- What you will do:
Using the listing below, report all lines holding the word "JSON".

- Task material:
=-=-=-=-=

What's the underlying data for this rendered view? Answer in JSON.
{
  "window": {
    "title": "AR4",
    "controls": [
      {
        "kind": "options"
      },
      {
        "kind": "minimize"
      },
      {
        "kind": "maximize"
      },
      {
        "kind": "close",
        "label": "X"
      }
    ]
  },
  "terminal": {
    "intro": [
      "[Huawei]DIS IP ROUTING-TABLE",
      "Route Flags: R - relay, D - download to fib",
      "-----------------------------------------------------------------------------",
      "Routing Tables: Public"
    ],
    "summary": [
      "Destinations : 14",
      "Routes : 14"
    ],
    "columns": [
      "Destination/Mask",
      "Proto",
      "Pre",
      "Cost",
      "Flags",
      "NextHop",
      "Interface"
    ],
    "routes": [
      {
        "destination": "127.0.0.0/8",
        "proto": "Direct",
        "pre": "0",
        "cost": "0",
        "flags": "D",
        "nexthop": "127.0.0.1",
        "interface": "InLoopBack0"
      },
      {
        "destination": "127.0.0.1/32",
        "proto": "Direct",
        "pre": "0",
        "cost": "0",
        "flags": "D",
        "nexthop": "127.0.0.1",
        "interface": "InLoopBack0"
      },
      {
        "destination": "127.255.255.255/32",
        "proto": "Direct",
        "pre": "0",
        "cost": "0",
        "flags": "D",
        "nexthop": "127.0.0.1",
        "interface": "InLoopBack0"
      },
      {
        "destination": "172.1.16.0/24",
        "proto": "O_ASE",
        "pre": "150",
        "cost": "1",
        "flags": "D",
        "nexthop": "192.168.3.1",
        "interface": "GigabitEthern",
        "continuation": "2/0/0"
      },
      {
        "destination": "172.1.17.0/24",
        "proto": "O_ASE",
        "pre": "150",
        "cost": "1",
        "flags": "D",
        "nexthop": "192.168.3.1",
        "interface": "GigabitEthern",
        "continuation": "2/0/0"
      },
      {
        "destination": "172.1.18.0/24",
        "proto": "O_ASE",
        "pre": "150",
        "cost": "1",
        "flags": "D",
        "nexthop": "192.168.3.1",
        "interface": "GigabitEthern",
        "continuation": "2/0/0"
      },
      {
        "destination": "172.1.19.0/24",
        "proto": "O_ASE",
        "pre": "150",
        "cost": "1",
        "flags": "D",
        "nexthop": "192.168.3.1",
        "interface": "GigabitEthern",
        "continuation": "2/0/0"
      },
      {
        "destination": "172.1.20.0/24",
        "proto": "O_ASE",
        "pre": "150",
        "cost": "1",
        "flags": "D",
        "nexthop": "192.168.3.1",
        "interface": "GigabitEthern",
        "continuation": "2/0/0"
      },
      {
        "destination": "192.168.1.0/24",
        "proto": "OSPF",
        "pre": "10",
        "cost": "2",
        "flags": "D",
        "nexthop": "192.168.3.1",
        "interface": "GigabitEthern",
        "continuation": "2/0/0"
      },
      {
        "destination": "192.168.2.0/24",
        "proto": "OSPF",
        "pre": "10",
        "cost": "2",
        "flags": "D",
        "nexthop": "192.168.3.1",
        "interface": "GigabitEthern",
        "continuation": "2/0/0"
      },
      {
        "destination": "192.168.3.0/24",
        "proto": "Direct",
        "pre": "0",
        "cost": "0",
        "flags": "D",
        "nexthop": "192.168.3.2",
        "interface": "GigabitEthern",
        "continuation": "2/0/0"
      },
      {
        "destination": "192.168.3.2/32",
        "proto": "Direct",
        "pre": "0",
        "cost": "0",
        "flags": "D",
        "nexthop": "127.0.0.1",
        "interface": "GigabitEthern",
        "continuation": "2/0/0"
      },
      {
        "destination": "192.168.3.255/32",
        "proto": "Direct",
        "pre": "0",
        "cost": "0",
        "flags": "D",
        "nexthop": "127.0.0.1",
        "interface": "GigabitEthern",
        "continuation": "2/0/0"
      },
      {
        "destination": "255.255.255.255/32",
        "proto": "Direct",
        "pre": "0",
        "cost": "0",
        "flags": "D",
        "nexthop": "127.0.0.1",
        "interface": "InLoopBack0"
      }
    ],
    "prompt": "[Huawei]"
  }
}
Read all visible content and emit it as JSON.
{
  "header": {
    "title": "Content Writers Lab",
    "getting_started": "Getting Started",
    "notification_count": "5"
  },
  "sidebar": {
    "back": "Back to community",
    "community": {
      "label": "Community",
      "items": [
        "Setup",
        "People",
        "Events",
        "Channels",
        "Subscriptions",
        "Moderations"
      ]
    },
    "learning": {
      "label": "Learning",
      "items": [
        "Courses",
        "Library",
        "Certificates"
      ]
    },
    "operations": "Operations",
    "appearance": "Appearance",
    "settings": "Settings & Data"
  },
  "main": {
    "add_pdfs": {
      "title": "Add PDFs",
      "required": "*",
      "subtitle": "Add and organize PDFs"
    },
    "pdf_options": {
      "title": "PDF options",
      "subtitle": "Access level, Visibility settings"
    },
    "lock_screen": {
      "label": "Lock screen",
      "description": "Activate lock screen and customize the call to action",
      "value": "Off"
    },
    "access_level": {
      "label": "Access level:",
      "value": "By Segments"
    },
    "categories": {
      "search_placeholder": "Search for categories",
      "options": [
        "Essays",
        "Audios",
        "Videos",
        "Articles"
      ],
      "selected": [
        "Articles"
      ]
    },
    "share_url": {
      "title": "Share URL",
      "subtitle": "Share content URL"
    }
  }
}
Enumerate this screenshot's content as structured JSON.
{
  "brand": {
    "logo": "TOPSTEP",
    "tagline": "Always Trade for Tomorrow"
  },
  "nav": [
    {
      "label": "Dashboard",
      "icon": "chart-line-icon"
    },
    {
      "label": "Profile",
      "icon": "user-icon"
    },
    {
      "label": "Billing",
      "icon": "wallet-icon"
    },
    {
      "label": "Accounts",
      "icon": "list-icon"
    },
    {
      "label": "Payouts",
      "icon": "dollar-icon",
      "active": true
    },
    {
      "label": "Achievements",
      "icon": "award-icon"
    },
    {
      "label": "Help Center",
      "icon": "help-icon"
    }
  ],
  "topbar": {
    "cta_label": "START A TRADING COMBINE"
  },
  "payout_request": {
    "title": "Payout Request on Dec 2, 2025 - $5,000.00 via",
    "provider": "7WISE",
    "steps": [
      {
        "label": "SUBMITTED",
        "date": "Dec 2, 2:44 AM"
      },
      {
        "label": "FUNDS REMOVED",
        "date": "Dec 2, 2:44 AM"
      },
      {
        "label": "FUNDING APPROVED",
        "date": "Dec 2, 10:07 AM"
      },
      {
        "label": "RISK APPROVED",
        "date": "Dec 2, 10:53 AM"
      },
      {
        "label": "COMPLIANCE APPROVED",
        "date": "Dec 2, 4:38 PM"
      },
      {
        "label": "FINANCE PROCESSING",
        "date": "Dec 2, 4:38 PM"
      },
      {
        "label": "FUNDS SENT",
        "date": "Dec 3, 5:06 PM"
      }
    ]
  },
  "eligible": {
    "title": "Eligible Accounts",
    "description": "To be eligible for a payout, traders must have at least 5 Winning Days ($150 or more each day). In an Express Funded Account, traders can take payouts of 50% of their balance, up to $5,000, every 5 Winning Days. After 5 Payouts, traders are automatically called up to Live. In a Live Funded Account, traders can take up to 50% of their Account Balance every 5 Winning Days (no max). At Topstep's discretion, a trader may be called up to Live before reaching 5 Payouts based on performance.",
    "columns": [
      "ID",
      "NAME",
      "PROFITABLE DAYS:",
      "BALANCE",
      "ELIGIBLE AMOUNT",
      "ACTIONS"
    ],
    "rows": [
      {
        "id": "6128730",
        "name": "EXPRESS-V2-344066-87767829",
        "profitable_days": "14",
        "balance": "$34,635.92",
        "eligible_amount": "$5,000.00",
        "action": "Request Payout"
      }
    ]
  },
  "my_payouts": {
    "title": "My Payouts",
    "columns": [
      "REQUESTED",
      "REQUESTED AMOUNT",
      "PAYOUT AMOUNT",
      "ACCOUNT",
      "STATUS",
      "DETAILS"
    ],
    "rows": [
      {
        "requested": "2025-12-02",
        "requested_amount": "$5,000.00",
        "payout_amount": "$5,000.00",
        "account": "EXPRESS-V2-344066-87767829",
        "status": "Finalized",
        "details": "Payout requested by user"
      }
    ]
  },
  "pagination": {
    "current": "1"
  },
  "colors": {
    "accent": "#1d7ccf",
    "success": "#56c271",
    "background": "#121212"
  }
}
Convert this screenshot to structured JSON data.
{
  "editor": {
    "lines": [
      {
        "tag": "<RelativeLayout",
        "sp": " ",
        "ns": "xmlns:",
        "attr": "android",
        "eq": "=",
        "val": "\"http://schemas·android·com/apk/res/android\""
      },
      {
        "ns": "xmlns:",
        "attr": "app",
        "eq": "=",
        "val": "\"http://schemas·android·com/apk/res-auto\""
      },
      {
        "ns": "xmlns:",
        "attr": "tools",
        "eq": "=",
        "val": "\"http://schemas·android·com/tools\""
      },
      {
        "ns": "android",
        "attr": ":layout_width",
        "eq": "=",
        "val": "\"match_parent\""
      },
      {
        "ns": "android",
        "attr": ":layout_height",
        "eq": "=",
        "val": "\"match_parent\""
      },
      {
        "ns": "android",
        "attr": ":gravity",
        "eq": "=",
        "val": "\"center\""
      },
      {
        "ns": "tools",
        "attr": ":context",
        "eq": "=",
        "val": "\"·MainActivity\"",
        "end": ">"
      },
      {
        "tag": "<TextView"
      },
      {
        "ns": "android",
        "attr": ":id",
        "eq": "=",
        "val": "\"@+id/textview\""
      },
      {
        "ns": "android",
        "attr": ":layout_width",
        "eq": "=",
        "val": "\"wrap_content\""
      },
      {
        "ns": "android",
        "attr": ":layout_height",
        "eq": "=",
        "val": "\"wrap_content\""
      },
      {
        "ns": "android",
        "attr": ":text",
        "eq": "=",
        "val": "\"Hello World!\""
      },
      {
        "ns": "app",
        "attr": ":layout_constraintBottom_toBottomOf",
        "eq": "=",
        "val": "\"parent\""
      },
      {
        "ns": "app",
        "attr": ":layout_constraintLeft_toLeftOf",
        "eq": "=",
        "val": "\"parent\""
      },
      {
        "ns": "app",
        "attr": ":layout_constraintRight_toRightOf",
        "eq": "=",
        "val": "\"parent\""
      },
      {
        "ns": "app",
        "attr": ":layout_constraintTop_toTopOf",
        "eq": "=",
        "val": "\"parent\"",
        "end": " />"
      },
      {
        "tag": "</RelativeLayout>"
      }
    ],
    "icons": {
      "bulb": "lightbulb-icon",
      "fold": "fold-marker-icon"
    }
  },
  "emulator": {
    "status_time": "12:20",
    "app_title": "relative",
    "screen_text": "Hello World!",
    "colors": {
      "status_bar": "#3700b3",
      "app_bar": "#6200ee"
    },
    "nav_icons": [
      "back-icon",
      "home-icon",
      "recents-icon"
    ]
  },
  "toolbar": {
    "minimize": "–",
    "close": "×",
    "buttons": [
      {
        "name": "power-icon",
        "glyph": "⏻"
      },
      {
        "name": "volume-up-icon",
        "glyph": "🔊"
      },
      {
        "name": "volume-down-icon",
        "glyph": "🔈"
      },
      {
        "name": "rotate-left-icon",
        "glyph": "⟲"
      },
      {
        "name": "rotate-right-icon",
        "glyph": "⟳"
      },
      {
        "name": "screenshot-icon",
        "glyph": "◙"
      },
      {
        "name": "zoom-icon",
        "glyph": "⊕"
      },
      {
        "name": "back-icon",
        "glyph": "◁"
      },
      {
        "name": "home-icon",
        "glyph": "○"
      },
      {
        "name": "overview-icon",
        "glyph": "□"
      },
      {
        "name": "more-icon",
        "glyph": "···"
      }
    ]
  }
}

=-=-=-=-=

- Solution for this exercise:
What's the underlying data for this rendered view? Answer in JSON.
Read all visible content and emit it as JSON.
Enumerate this screenshot's content as structured JSON.
Convert this screenshot to structured JSON data.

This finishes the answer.